Stated goal: Take from the listing each line that has the string "color".

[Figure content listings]

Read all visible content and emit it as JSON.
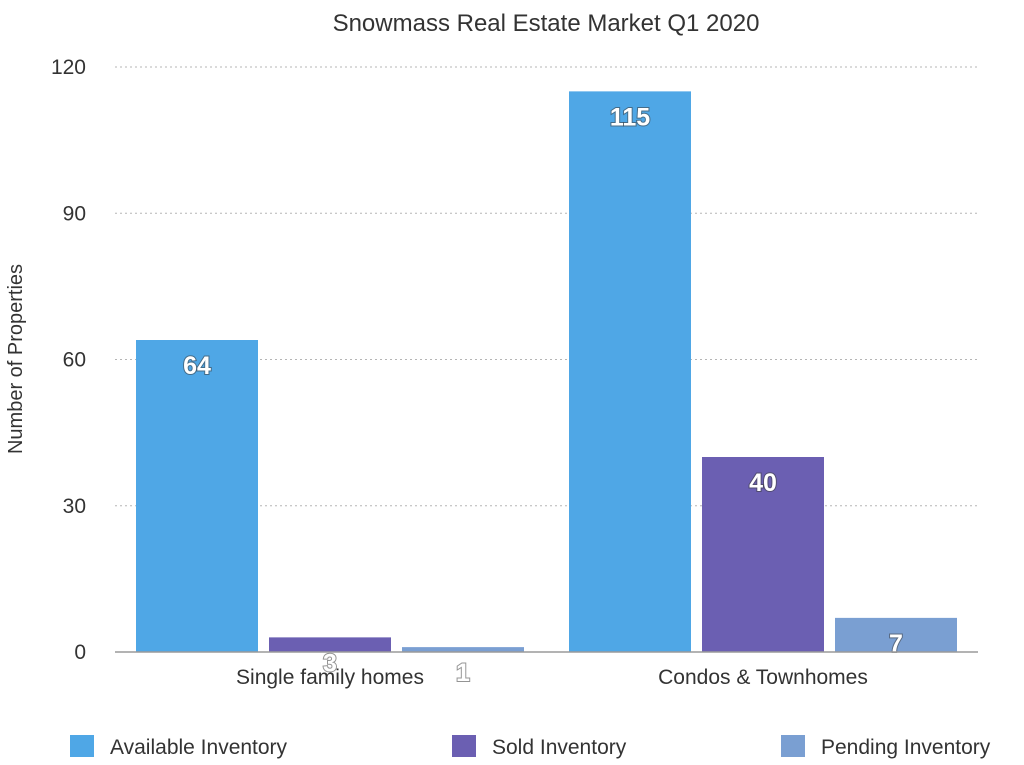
{
  "chart_data": {
    "type": "bar",
    "title": "Snowmass Real Estate Market Q1 2020",
    "xlabel": "",
    "ylabel": "Number of Properties",
    "ylim": [
      0,
      120
    ],
    "yticks": [
      0,
      30,
      60,
      90,
      120
    ],
    "grid": true,
    "legend_position": "bottom",
    "categories": [
      "Single family homes",
      "Condos & Townhomes"
    ],
    "series": [
      {
        "name": "Available Inventory",
        "values": [
          64,
          115
        ],
        "color": "#4FA7E6"
      },
      {
        "name": "Sold Inventory",
        "values": [
          3,
          40
        ],
        "color": "#6B5FB2"
      },
      {
        "name": "Pending Inventory",
        "values": [
          1,
          7
        ],
        "color": "#7A9FD2"
      }
    ]
  }
}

Expected answer:
        "color": "#4FA7E6"
        "color": "#6B5FB2"
        "color": "#7A9FD2"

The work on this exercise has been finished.